[Dataset records]
****************************************
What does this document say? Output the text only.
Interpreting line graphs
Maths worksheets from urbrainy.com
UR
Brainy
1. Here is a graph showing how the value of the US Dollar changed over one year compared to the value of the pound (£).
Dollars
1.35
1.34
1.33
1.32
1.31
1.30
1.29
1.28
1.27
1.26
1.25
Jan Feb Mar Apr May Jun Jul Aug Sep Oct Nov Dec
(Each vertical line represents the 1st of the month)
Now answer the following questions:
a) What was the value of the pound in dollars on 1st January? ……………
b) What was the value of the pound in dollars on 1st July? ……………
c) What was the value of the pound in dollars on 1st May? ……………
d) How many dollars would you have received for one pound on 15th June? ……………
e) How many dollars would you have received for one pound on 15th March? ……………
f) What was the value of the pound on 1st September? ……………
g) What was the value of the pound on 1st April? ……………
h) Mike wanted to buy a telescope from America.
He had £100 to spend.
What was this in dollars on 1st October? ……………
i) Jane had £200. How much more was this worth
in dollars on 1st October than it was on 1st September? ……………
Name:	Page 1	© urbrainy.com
****************************************
* TASK REQUIREMENTS *
Lines containing the string "value" should be counted; reply with their number and nothing more.

* COMPLETE ANSWER *
6